_WHAT TO DO_
Reproduce every record exactly as it appears, but not the pictures.

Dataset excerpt
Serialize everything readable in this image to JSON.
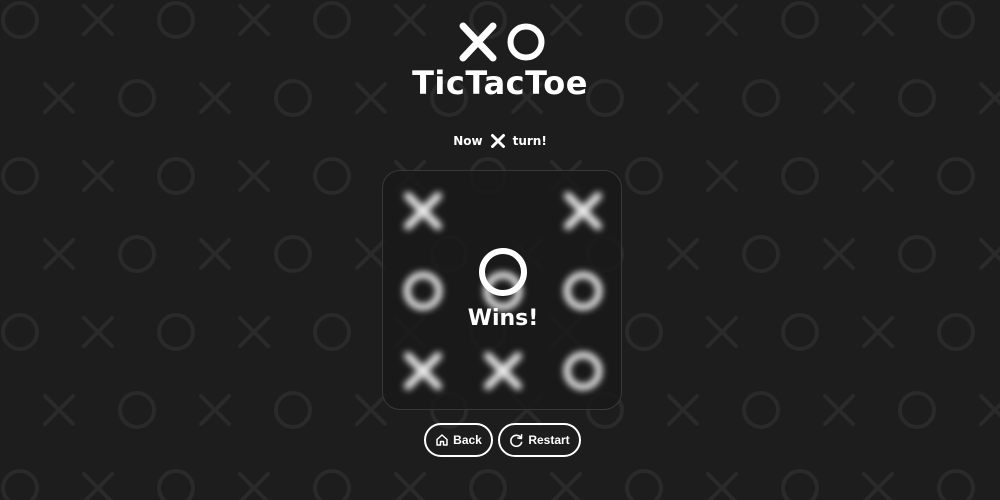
{
  "app": {
    "title": "TicTacToe",
    "logo_icons": [
      "x-icon",
      "o-icon"
    ]
  },
  "status": {
    "prefix": "Now",
    "player_icon": "x-icon",
    "suffix": "turn!"
  },
  "board": {
    "cells": [
      "X",
      "",
      "X",
      "O",
      "O",
      "O",
      "X",
      "X",
      "O"
    ],
    "blurred": true
  },
  "result": {
    "winner_icon": "o-icon",
    "label": "Wins!"
  },
  "buttons": {
    "back_label": "Back",
    "back_icon": "home-icon",
    "restart_label": "Restart",
    "restart_icon": "restart-icon"
  },
  "colors": {
    "background": "#1d1d1d",
    "foreground": "#ffffff",
    "board_border": "#383838",
    "pattern": "#2a2a2a"
  }
}
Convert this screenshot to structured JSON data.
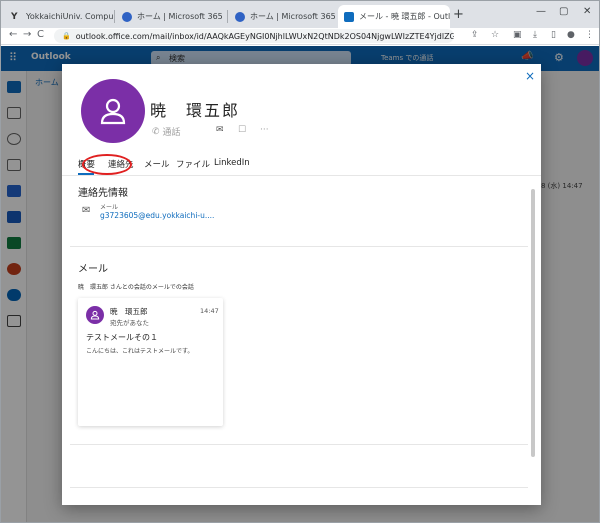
{
  "browser": {
    "tabs": [
      {
        "title": "YokkaichiUniv. Computer",
        "favicon_color": "#333333"
      },
      {
        "title": "ホーム | Microsoft 365",
        "favicon_color": "#2f62c4"
      },
      {
        "title": "ホーム | Microsoft 365",
        "favicon_color": "#2f62c4"
      },
      {
        "title": "メール - 暁 環五郎 - Outl",
        "favicon_color": "#0f6cbd"
      }
    ],
    "new_tab_label": "+",
    "url": "outlook.office.com/mail/inbox/id/AAQkAGEyNGI0NjhlLWUxN2QtNDk2OS04NjgwLWIzZTE4YjdlZGJhY...",
    "back": "←",
    "forward": "→",
    "reload": "C"
  },
  "outlook": {
    "app_name": "Outlook",
    "search_placeholder": "検索",
    "teams_label": "Teams での通話",
    "home_tab": "ホーム",
    "right_date": "8 (水) 14:47"
  },
  "dialog": {
    "close": "×",
    "contact_name": "暁　環五郎",
    "actions": {
      "call": "通話",
      "mail_icon": "mail-icon",
      "chat_icon": "chat-icon",
      "more": "···"
    },
    "tabs": [
      "概要",
      "連絡先",
      "メール",
      "ファイル",
      "LinkedIn"
    ],
    "contact_section_title": "連絡先情報",
    "email_label": "メール",
    "email_value": "g3723605@edu.yokkaichi-u....",
    "mail_section_title": "メール",
    "mail_filter": "暁　環五郎 さんとの会話のメールでの会話",
    "card": {
      "sender": "暁　環五郎",
      "recipient": "宛先があなた",
      "time": "14:47",
      "subject": "テストメールその１",
      "preview": "こんにちは、これはテストメールです。"
    },
    "accent": "#7b2fa7",
    "highlight": "#e02020"
  }
}
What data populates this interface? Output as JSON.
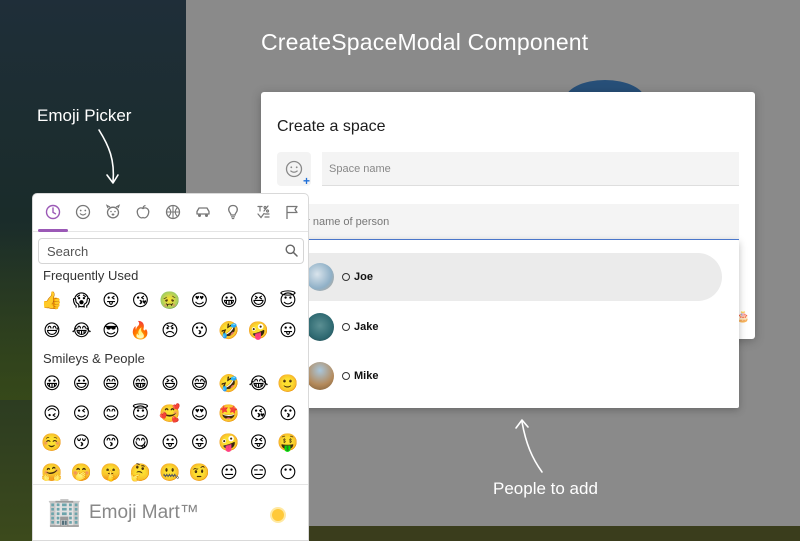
{
  "page": {
    "title": "CreateSpaceModal Component"
  },
  "annotations": {
    "emoji_picker": "Emoji Picker",
    "people": "People to add"
  },
  "modal": {
    "title": "Create a space",
    "space_name_placeholder": "Space name",
    "person_placeholder": "er name of person",
    "right_text": "sts 🎂"
  },
  "people": [
    {
      "name": "Joe",
      "highlighted": true,
      "avatar_color": "#8fb0c7"
    },
    {
      "name": "Jake",
      "highlighted": false,
      "avatar_color": "#2f6a72"
    },
    {
      "name": "Mike",
      "highlighted": false,
      "avatar_color": "#b48a5b"
    }
  ],
  "picker": {
    "categories": [
      "recent-icon",
      "smiley-icon",
      "animal-icon",
      "food-icon",
      "activity-icon",
      "travel-icon",
      "objects-icon",
      "symbols-icon",
      "flags-icon"
    ],
    "search_placeholder": "Search",
    "frequently_used_label": "Frequently Used",
    "smileys_label": "Smileys & People",
    "frequently_used": [
      "👍",
      "😱",
      "😜",
      "😘",
      "🤢",
      "😍",
      "😀",
      "😆",
      "😇",
      "😅",
      "😂",
      "😎",
      "🔥",
      "😠",
      "😗",
      "🤣",
      "🤪",
      "😛"
    ],
    "smileys": [
      "😀",
      "😃",
      "😄",
      "😁",
      "😆",
      "😅",
      "🤣",
      "😂",
      "🙂",
      "🙃",
      "😉",
      "😊",
      "😇",
      "🥰",
      "😍",
      "🤩",
      "😘",
      "😗",
      "☺️",
      "😚",
      "😙",
      "😋",
      "😛",
      "😜",
      "🤪",
      "😝",
      "🤑",
      "🤗",
      "🤭",
      "🤫",
      "🤔",
      "🤐",
      "🤨",
      "😐",
      "😑",
      "😶"
    ],
    "footer_icon": "🏢",
    "footer_name": "Emoji Mart™",
    "accent_color": "#9b59b6"
  }
}
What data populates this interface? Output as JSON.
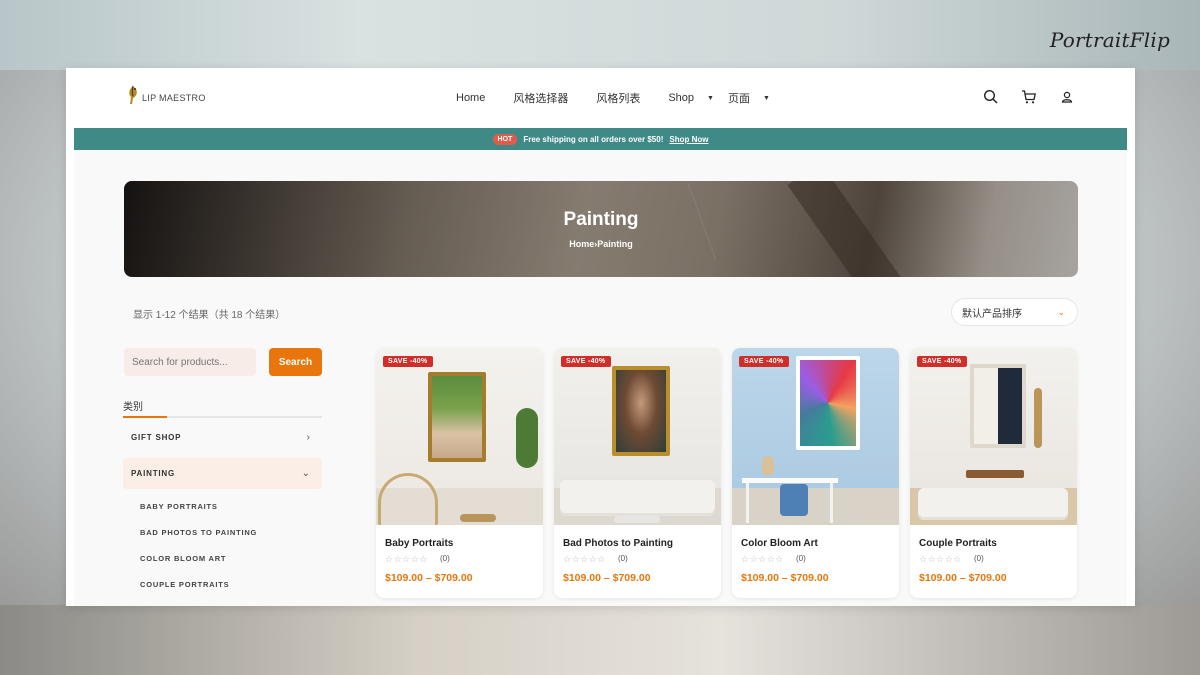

_EXERCISE RESULT_
Serialize everything readable in this image to JSON.
{
  "app": {
    "title": "TicTacToe",
    "logo_icons": [
      "x-icon",
      "o-icon"
    ]
  },
  "status": {
    "prefix": "Now",
    "player_icon": "x-icon",
    "suffix": "turn!"
  },
  "board": {
    "cells": [
      "X",
      "",
      "X",
      "O",
      "O",
      "O",
      "X",
      "X",
      "O"
    ],
    "blurred": true
  },
  "result": {
    "winner_icon": "o-icon",
    "label": "Wins!"
  },
  "buttons": {
    "back_label": "Back",
    "back_icon": "home-icon",
    "restart_label": "Restart",
    "restart_icon": "restart-icon"
  },
  "colors": {
    "background": "#1d1d1d",
    "foreground": "#ffffff",
    "board_border": "#383838",
    "pattern": "#2a2a2a"
  }
}
Convert this screenshot to structured JSON data.
{
  "browser": {
    "tabs": [
      {
        "title": "YokkaichiUniv. Computer",
        "favicon_color": "#333333"
      },
      {
        "title": "ホーム | Microsoft 365",
        "favicon_color": "#2f62c4"
      },
      {
        "title": "ホーム | Microsoft 365",
        "favicon_color": "#2f62c4"
      },
      {
        "title": "メール - 暁 環五郎 - Outl",
        "favicon_color": "#0f6cbd"
      }
    ],
    "new_tab_label": "+",
    "url": "outlook.office.com/mail/inbox/id/AAQkAGEyNGI0NjhlLWUxN2QtNDk2OS04NjgwLWIzZTE4YjdlZGJhY...",
    "back": "←",
    "forward": "→",
    "reload": "C"
  },
  "outlook": {
    "app_name": "Outlook",
    "search_placeholder": "検索",
    "teams_label": "Teams での通話",
    "home_tab": "ホーム",
    "right_date": "8 (水) 14:47"
  },
  "dialog": {
    "close": "×",
    "contact_name": "暁　環五郎",
    "actions": {
      "call": "通話",
      "mail_icon": "mail-icon",
      "chat_icon": "chat-icon",
      "more": "···"
    },
    "tabs": [
      "概要",
      "連絡先",
      "メール",
      "ファイル",
      "LinkedIn"
    ],
    "contact_section_title": "連絡先情報",
    "email_label": "メール",
    "email_value": "g3723605@edu.yokkaichi-u....",
    "mail_section_title": "メール",
    "mail_filter": "暁　環五郎 さんとの会話のメールでの会話",
    "card": {
      "sender": "暁　環五郎",
      "recipient": "宛先があなた",
      "time": "14:47",
      "subject": "テストメールその１",
      "preview": "こんにちは、これはテストメールです。"
    },
    "accent": "#7b2fa7",
    "highlight": "#e02020"
  }
}
What data populates this interface? Output as JSON.
{
  "page": {
    "title": "CreateSpaceModal Component"
  },
  "annotations": {
    "emoji_picker": "Emoji Picker",
    "people": "People to add"
  },
  "modal": {
    "title": "Create a space",
    "space_name_placeholder": "Space name",
    "person_placeholder": "er name of person",
    "right_text": "sts 🎂"
  },
  "people": [
    {
      "name": "Joe",
      "highlighted": true,
      "avatar_color": "#8fb0c7"
    },
    {
      "name": "Jake",
      "highlighted": false,
      "avatar_color": "#2f6a72"
    },
    {
      "name": "Mike",
      "highlighted": false,
      "avatar_color": "#b48a5b"
    }
  ],
  "picker": {
    "categories": [
      "recent-icon",
      "smiley-icon",
      "animal-icon",
      "food-icon",
      "activity-icon",
      "travel-icon",
      "objects-icon",
      "symbols-icon",
      "flags-icon"
    ],
    "search_placeholder": "Search",
    "frequently_used_label": "Frequently Used",
    "smileys_label": "Smileys & People",
    "frequently_used": [
      "👍",
      "😱",
      "😜",
      "😘",
      "🤢",
      "😍",
      "😀",
      "😆",
      "😇",
      "😅",
      "😂",
      "😎",
      "🔥",
      "😠",
      "😗",
      "🤣",
      "🤪",
      "😛"
    ],
    "smileys": [
      "😀",
      "😃",
      "😄",
      "😁",
      "😆",
      "😅",
      "🤣",
      "😂",
      "🙂",
      "🙃",
      "😉",
      "😊",
      "😇",
      "🥰",
      "😍",
      "🤩",
      "😘",
      "😗",
      "☺️",
      "😚",
      "😙",
      "😋",
      "😛",
      "😜",
      "🤪",
      "😝",
      "🤑",
      "🤗",
      "🤭",
      "🤫",
      "🤔",
      "🤐",
      "🤨",
      "😐",
      "😑",
      "😶"
    ],
    "footer_icon": "🏢",
    "footer_name": "Emoji Mart™",
    "accent_color": "#9b59b6"
  }
}
What data populates this interface? Output as JSON.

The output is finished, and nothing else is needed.